TEKS BACAAN:
________________

Sesuai dengan perkembangan ekonomi, pengajaran, dan pendidikan pada abad ke-19, jumlah gedung sekolah semakin banyak. Kehadiran para pejabat pemerinyah kolonial, baik yang berbangsa Belanda maupun Pribumi (priyayi), menyebabkan gambaran relief pola kota lebih berkembang. Pola pemukiman kota menunjukan secara jelas cerminan adanya pluralisme masyarakat, yang juga menunjukan stratifikasi sosial masyarakat kolonial Hindia Belanda. Pengelompokan permukiman berdasarkan warna kulit dan suku bangsa makin mencolok.
Contohnya, di Pasuruan, orang-orang cina tinggal di Pecinan sementara Pribumi tinggal dikampung-kampung yang berpenduduk padat.

________________

PERINTAH TUGAS 1: Salin ulang baris-baris entri di bawah, mulai dari baris yang memuat "Patent image size: (1020, 1254)." sampai dengan baris yang memuat "The switch 22 is at (827, 470).".

________________

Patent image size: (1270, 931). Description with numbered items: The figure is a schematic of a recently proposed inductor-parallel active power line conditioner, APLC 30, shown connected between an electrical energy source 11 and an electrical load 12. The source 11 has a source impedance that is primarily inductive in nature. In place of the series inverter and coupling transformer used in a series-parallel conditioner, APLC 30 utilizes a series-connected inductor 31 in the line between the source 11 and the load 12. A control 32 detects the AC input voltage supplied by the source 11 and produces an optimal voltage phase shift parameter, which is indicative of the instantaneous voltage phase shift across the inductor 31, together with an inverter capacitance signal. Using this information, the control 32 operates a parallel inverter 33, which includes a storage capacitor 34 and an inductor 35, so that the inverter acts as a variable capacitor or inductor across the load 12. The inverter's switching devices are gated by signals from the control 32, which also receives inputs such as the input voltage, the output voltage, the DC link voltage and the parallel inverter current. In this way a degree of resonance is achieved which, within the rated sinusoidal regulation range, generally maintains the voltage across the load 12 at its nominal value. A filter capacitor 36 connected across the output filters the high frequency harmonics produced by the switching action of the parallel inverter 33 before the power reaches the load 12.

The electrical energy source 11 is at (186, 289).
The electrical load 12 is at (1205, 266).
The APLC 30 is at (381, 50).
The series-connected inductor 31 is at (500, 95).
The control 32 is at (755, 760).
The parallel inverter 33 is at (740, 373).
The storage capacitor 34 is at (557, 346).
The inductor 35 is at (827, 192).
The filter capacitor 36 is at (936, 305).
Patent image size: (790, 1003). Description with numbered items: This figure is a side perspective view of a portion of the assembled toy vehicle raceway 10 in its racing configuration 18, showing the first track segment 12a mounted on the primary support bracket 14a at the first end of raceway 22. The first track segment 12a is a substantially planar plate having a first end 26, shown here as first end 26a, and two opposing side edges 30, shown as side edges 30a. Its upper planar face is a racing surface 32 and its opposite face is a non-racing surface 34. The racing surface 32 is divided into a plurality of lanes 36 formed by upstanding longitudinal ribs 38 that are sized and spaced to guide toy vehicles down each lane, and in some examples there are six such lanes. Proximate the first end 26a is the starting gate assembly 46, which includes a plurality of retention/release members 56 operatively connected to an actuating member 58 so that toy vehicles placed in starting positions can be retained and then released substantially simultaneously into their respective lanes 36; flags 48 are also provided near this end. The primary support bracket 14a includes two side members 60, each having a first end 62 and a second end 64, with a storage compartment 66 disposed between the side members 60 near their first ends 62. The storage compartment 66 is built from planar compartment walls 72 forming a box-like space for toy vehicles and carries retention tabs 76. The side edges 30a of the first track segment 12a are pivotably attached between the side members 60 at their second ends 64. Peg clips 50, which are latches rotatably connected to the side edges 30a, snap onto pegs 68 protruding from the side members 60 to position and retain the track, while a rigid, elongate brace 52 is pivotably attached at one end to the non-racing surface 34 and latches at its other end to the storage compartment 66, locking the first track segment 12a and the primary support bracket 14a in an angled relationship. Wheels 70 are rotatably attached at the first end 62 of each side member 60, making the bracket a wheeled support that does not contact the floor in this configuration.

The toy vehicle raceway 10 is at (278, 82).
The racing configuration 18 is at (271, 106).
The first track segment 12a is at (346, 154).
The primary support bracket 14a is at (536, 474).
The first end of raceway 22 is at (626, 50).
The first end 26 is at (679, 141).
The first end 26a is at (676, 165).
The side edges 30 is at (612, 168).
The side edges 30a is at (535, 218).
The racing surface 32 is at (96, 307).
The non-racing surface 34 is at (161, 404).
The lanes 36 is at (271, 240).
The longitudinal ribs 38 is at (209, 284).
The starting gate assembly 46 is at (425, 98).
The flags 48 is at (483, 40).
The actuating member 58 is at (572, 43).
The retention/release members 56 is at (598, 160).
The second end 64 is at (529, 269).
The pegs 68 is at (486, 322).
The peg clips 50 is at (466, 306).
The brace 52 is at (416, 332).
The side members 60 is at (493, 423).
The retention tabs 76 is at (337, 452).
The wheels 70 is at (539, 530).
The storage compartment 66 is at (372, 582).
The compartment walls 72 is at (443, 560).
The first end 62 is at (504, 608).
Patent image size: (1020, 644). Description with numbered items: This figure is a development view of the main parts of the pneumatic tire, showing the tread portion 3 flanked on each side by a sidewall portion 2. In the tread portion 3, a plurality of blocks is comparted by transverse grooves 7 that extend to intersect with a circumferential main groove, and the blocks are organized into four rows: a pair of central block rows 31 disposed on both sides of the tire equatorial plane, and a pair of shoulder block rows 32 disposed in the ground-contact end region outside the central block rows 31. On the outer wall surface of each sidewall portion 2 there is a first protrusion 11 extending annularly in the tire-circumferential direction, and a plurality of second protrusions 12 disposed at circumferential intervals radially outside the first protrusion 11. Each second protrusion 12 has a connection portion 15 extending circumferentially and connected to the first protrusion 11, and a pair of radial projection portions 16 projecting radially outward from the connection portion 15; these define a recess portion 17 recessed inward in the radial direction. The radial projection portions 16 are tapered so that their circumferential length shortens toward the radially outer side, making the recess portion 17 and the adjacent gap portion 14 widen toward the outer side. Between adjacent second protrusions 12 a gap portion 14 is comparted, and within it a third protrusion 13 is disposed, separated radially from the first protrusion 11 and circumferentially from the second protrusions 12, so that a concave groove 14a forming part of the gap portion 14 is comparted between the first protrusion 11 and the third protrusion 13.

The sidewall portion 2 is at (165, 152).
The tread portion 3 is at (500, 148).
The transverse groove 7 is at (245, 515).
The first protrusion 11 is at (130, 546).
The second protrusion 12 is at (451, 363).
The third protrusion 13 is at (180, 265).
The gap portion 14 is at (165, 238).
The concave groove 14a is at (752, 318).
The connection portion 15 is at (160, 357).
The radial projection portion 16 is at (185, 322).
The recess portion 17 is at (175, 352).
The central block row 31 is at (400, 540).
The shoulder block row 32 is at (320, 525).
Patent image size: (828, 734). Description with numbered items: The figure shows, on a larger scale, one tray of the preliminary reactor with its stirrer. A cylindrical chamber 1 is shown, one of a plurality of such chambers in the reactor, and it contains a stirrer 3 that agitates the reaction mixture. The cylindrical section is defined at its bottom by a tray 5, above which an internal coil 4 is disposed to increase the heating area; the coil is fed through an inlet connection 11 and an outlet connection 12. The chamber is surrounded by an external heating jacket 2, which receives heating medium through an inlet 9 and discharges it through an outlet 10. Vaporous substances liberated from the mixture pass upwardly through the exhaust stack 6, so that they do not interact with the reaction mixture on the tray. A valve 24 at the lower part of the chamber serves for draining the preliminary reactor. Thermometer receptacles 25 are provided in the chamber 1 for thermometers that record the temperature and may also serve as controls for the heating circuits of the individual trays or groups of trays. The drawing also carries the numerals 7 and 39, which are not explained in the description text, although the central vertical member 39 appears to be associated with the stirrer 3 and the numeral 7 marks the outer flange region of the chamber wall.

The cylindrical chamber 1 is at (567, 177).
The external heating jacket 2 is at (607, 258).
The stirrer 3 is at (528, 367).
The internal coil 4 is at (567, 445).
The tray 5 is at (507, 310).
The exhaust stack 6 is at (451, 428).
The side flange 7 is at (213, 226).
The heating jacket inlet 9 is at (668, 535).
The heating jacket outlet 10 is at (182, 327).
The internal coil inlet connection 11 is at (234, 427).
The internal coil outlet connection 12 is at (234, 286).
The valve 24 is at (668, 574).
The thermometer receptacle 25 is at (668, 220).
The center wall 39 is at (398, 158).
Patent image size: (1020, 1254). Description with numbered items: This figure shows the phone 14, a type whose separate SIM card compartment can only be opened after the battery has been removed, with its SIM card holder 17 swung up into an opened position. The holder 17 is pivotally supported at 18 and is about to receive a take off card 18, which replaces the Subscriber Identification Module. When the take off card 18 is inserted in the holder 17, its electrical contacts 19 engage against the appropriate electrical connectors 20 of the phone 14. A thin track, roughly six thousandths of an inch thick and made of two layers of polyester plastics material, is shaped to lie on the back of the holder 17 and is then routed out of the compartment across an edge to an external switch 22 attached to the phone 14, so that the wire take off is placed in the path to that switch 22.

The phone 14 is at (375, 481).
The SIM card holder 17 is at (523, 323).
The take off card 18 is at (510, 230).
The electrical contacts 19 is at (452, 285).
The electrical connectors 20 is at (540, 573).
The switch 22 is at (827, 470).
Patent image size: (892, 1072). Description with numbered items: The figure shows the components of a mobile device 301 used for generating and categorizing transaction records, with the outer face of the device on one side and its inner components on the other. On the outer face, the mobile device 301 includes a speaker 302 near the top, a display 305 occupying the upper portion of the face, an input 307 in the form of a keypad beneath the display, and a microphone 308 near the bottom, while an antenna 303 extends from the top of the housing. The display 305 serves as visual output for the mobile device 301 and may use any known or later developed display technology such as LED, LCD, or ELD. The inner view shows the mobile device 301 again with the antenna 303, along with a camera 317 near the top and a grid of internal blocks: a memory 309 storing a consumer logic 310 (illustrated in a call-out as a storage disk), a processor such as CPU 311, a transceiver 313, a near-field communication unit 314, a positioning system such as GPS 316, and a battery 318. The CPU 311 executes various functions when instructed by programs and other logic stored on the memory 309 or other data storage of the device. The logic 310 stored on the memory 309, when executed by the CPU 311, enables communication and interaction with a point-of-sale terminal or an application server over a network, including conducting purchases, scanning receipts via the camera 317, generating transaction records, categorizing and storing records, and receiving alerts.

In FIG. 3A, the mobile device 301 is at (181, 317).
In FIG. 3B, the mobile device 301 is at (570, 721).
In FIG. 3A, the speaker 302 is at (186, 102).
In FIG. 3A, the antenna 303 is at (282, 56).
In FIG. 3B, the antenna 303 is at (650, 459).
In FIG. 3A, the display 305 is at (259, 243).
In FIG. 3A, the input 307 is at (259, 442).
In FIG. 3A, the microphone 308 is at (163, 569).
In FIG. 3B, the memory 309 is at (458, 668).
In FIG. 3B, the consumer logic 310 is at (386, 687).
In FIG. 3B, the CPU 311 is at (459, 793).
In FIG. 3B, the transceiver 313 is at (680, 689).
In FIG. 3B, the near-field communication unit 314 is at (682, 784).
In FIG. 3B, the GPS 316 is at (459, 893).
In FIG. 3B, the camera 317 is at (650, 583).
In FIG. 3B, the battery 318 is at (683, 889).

________________

PERINTAH TUGAS 2: Tuliskan tanpa perubahan bagian teks tentang permukiman kota kolonial di atas, dari "Sesuai dengan perkembangan" sampai dengan "bangsa makin mencolok.".

PENYELESAIAN 1:
Patent image size: (1020, 1254). Description with numbered items: This figure shows the phone 14, a type whose separate SIM card compartment can only be opened after the battery has been removed, with its SIM card holder 17 swung up into an opened position. The holder 17 is pivotally supported at 18 and is about to receive a take off card 18, which replaces the Subscriber Identification Module. When the take off card 18 is inserted in the holder 17, its electrical contacts 19 engage against the appropriate electrical connectors 20 of the phone 14. A thin track, roughly six thousandths of an inch thick and made of two layers of polyester plastics material, is shaped to lie on the back of the holder 17 and is then routed out of the compartment across an edge to an external switch 22 attached to the phone 14, so that the wire take off is placed in the path to that switch 22.

The phone 14 is at (375, 481).
The SIM card holder 17 is at (523, 323).
The take off card 18 is at (510, 230).
The electrical contacts 19 is at (452, 285).
The electrical connectors 20 is at (540, 573).
The switch 22 is at (827, 470).

PENYELESAIAN 2:
Sesuai dengan perkembangan ekonomi, pengajaran, dan pendidikan pada abad ke-19, jumlah gedung sekolah semakin banyak. Kehadiran para pejabat pemerinyah kolonial, baik yang berbangsa Belanda maupun Pribumi (priyayi), menyebabkan gambaran relief pola kota lebih berkembang. Pola pemukiman kota menunjukan secara jelas cerminan adanya pluralisme masyarakat, yang juga menunjukan stratifikasi sosial masyarakat kolonial Hindia Belanda. Pengelompokan permukiman berdasarkan warna kulit dan suku bangsa makin mencolok.